--- BEGIN Data extract ---

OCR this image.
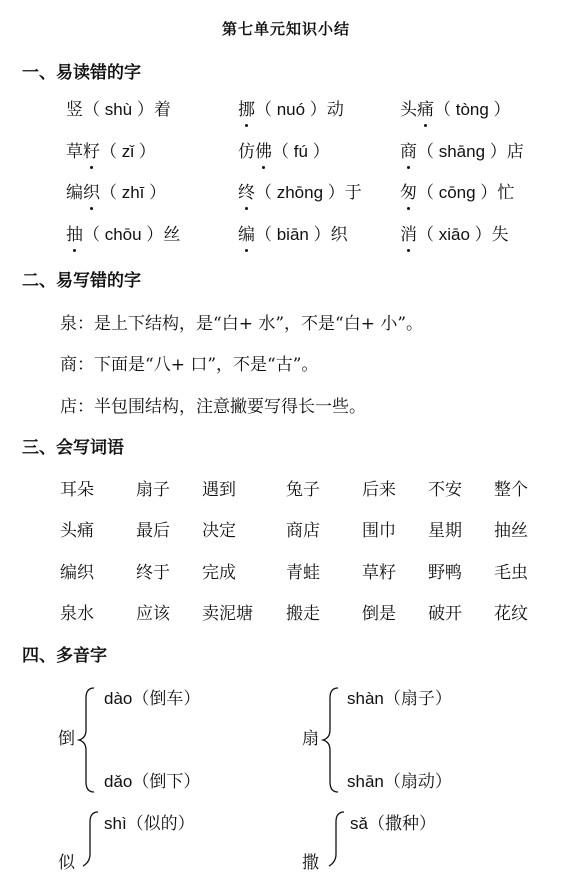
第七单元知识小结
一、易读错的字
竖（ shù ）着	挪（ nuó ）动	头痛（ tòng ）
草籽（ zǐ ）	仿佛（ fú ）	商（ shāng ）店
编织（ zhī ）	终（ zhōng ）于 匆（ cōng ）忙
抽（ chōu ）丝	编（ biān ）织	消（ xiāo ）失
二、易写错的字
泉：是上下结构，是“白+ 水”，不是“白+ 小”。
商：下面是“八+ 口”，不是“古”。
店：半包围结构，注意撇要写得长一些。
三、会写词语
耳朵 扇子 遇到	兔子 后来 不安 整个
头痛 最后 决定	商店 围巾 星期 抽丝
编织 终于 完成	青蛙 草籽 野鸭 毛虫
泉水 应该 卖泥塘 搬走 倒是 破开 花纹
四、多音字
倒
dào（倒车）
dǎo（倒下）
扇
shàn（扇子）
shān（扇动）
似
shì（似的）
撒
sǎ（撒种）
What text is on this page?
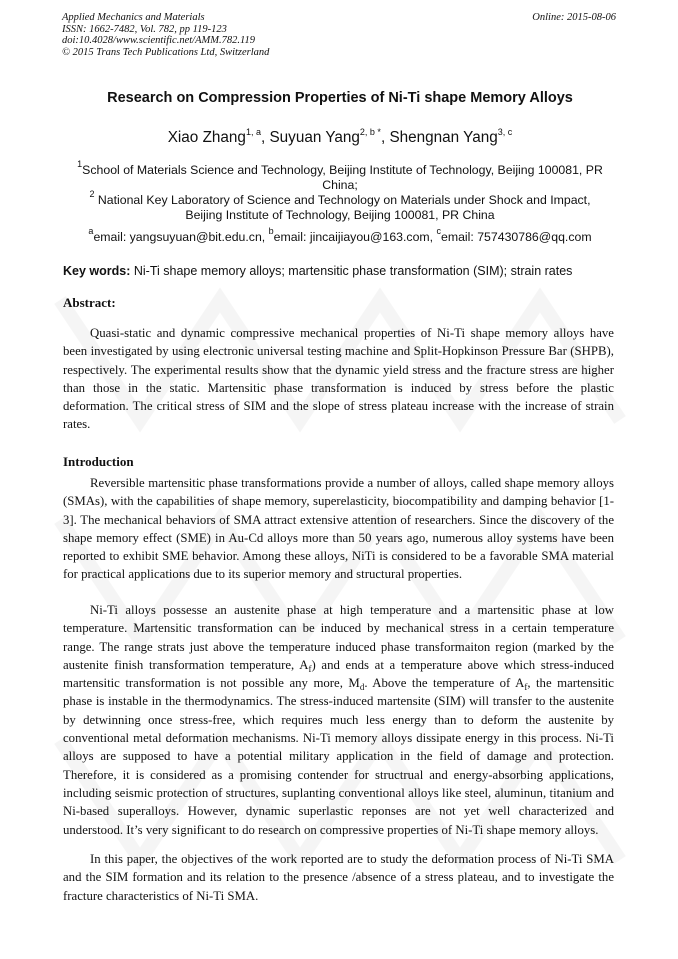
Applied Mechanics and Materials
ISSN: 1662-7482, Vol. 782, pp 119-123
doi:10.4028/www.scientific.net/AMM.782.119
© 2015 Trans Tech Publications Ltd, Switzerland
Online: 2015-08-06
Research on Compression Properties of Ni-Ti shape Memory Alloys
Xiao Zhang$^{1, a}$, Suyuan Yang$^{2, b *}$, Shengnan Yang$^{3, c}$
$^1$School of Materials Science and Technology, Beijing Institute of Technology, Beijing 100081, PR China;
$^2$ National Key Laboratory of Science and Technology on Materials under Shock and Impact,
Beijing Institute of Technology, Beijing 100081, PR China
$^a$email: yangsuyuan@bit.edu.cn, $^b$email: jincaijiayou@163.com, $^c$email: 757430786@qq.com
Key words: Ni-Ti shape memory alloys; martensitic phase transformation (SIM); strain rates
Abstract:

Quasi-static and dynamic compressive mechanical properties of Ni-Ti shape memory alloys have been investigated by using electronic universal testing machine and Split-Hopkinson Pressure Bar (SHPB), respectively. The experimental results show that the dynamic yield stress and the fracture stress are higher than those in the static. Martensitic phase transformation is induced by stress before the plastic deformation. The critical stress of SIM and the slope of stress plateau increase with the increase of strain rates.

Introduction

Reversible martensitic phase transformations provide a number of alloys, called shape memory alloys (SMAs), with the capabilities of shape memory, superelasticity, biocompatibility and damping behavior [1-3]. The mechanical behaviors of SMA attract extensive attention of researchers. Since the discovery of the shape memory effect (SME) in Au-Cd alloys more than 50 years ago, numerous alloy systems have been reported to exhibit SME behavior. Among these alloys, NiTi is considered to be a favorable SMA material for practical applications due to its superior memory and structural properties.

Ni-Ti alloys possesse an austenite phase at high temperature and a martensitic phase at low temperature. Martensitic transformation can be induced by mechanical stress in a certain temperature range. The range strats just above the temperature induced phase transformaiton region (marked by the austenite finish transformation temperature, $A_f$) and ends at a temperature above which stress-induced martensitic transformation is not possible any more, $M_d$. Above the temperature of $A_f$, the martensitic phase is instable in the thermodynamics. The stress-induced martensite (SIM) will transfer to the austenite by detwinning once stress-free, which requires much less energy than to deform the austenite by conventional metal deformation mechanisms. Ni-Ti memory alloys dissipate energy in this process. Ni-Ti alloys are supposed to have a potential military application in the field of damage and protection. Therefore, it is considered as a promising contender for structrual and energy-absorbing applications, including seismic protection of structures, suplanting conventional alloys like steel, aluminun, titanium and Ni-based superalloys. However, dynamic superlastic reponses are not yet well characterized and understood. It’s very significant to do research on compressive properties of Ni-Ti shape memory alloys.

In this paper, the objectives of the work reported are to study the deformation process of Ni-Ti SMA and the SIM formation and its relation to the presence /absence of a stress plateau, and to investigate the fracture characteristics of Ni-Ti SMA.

--- END Data extract ---

#### Description of the task
State how many lines above contain the string "Science", with no other words.

#### Task solution
2